BEGIN EXERCISE MATERIAL

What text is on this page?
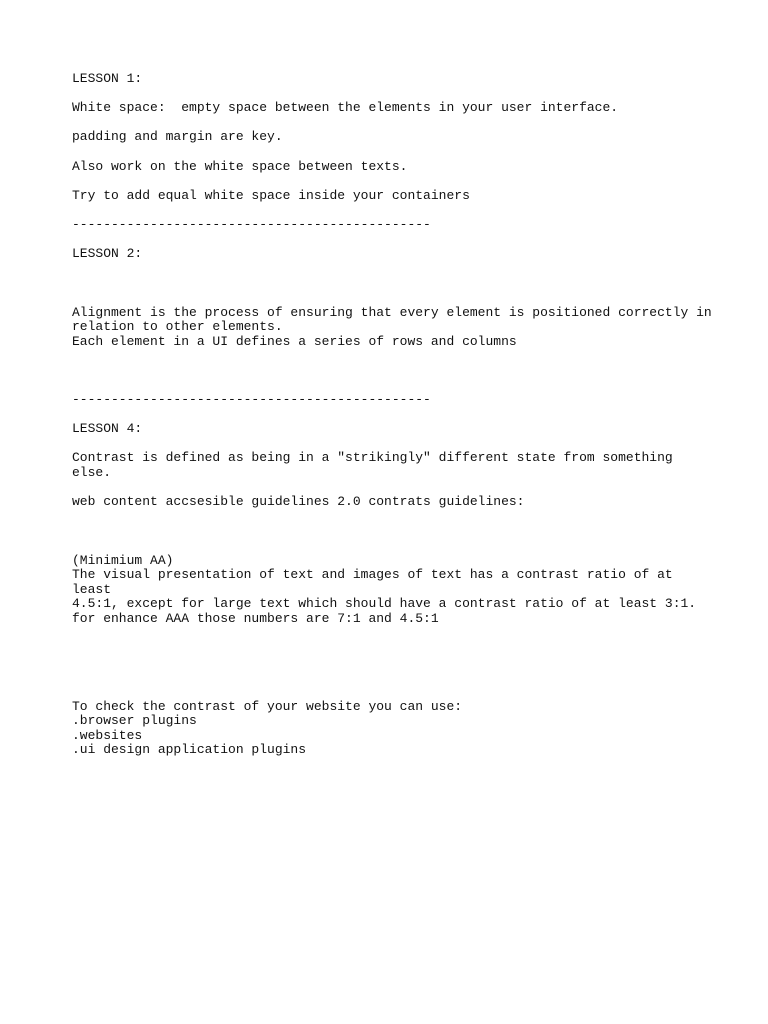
LESSON 1:

White space:  empty space between the elements in your user interface.

padding and margin are key.

Also work on the white space between texts.

Try to add equal white space inside your containers

----------------------------------------------

LESSON 2:

Alignment is the process of ensuring that every element is positioned correctly in
relation to other elements.
Each element in a UI defines a series of rows and columns

----------------------------------------------

LESSON 4:

Contrast is defined as being in a "strikingly" different state from something else.

web content accsesible guidelines 2.0 contrats guidelines:

(Minimium AA)
The visual presentation of text and images of text has a contrast ratio of at least
4.5:1, except for large text which should have a contrast ratio of at least 3:1.
for enhance AAA those numbers are 7:1 and 4.5:1

To check the contrast of your website you can use:
.browser plugins
.websites
.ui design application plugins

END EXERCISE MATERIAL

DO THIS = Leave out all images, then reproduce the entries above exactly.

THE OUTPUT =
What text is on this page?
LESSON 1:

White space:  empty space between the elements in your user interface.

padding and margin are key.

Also work on the white space between texts.

Try to add equal white space inside your containers

----------------------------------------------

LESSON 2:

Alignment is the process of ensuring that every element is positioned correctly in
relation to other elements.
Each element in a UI defines a series of rows and columns

----------------------------------------------

LESSON 4:

Contrast is defined as being in a "strikingly" different state from something else.

web content accsesible guidelines 2.0 contrats guidelines:

(Minimium AA)
The visual presentation of text and images of text has a contrast ratio of at least
4.5:1, except for large text which should have a contrast ratio of at least 3:1.
for enhance AAA those numbers are 7:1 and 4.5:1

To check the contrast of your website you can use:
.browser plugins
.websites
.ui design application plugins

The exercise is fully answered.